Copy out each line of the data holding "Ingest".

◆ **Data provided**:
"""

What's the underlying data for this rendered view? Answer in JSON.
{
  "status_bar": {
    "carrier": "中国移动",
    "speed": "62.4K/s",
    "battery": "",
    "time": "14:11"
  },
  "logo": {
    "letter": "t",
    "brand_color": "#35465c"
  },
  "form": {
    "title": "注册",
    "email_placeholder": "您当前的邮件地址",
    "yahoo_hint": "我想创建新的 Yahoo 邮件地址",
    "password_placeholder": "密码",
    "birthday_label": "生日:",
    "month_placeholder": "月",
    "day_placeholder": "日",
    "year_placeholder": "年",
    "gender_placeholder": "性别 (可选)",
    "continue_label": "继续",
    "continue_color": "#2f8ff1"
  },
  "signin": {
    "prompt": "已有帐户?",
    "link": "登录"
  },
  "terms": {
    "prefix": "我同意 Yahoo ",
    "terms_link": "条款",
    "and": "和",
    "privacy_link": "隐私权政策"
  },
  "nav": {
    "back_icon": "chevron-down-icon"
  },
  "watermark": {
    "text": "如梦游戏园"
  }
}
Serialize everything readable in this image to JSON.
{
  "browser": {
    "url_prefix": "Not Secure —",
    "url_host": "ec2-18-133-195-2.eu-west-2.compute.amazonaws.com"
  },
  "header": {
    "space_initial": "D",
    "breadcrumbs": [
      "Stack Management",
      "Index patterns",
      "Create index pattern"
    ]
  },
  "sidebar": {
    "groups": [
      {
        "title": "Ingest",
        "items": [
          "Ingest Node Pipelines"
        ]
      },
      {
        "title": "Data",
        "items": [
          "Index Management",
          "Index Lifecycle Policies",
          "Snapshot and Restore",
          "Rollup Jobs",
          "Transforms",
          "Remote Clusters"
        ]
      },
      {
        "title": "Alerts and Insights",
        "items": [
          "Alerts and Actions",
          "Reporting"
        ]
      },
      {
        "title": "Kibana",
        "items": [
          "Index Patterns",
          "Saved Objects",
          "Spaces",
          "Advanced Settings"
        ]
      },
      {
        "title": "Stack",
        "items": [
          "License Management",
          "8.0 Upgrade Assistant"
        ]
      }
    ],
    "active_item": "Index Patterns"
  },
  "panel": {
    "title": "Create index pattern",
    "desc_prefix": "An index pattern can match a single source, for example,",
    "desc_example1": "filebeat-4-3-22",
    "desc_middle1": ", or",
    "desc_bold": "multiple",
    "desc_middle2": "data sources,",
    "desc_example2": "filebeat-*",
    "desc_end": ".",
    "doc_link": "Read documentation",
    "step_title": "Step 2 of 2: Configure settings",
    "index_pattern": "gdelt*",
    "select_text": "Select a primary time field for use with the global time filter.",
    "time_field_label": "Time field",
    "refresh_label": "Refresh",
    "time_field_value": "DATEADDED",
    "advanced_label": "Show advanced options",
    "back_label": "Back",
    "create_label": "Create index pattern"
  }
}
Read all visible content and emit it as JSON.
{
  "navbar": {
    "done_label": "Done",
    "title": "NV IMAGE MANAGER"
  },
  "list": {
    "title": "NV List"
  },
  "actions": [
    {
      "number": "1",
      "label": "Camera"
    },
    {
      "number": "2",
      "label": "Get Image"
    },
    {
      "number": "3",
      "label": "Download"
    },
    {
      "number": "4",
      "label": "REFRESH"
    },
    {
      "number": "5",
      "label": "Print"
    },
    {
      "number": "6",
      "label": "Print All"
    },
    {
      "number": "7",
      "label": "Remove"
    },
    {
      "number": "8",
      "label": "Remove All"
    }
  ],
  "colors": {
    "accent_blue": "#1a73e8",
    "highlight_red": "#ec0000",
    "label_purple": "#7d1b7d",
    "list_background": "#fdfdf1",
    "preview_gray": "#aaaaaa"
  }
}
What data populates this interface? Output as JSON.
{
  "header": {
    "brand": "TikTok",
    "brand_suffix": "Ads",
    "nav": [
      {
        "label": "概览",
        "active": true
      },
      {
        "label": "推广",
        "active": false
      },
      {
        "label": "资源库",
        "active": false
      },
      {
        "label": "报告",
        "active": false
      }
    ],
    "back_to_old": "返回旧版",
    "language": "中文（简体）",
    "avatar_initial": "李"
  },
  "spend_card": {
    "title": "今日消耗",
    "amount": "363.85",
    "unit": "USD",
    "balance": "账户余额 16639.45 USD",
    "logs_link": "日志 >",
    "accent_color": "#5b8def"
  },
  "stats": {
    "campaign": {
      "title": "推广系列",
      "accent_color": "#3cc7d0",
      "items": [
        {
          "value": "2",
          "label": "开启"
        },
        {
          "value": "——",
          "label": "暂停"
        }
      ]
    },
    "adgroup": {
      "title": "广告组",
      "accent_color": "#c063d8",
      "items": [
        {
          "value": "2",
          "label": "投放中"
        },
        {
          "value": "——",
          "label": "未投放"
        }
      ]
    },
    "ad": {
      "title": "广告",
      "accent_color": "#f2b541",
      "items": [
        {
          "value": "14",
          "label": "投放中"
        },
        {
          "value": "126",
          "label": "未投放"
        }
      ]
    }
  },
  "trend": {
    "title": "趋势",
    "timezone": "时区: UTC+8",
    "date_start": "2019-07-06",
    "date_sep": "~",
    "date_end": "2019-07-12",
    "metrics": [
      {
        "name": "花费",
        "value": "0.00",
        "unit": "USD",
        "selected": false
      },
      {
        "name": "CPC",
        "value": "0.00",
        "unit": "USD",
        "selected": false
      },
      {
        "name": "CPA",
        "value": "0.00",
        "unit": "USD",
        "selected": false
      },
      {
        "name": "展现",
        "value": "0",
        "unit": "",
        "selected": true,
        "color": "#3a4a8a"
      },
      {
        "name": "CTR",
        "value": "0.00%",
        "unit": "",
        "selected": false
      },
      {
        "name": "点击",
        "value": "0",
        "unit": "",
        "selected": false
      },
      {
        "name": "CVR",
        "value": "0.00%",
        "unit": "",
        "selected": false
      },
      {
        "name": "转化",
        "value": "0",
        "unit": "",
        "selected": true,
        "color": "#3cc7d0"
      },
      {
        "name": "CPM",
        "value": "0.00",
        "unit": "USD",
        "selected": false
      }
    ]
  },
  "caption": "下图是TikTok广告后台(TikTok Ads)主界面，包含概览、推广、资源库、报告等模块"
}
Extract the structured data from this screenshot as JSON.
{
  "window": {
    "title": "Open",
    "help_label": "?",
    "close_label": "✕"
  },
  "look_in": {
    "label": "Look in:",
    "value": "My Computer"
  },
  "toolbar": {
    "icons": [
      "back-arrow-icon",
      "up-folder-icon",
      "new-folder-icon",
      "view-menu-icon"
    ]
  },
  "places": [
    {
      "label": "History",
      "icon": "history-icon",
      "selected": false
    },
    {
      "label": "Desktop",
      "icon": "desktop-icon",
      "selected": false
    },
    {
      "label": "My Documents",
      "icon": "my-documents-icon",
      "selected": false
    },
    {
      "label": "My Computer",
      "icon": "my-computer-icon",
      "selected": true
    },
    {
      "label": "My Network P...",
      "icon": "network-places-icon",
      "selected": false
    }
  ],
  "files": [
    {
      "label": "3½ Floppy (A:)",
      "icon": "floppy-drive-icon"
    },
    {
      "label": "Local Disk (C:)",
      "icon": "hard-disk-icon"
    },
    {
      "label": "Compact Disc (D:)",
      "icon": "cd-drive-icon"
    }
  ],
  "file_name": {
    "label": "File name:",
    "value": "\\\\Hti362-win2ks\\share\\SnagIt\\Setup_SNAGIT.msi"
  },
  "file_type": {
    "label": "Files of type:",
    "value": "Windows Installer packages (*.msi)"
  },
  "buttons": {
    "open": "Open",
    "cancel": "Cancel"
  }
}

"""

◆ **Exercise response**:
        "title": "Ingest",
          "Ingest Node Pipelines"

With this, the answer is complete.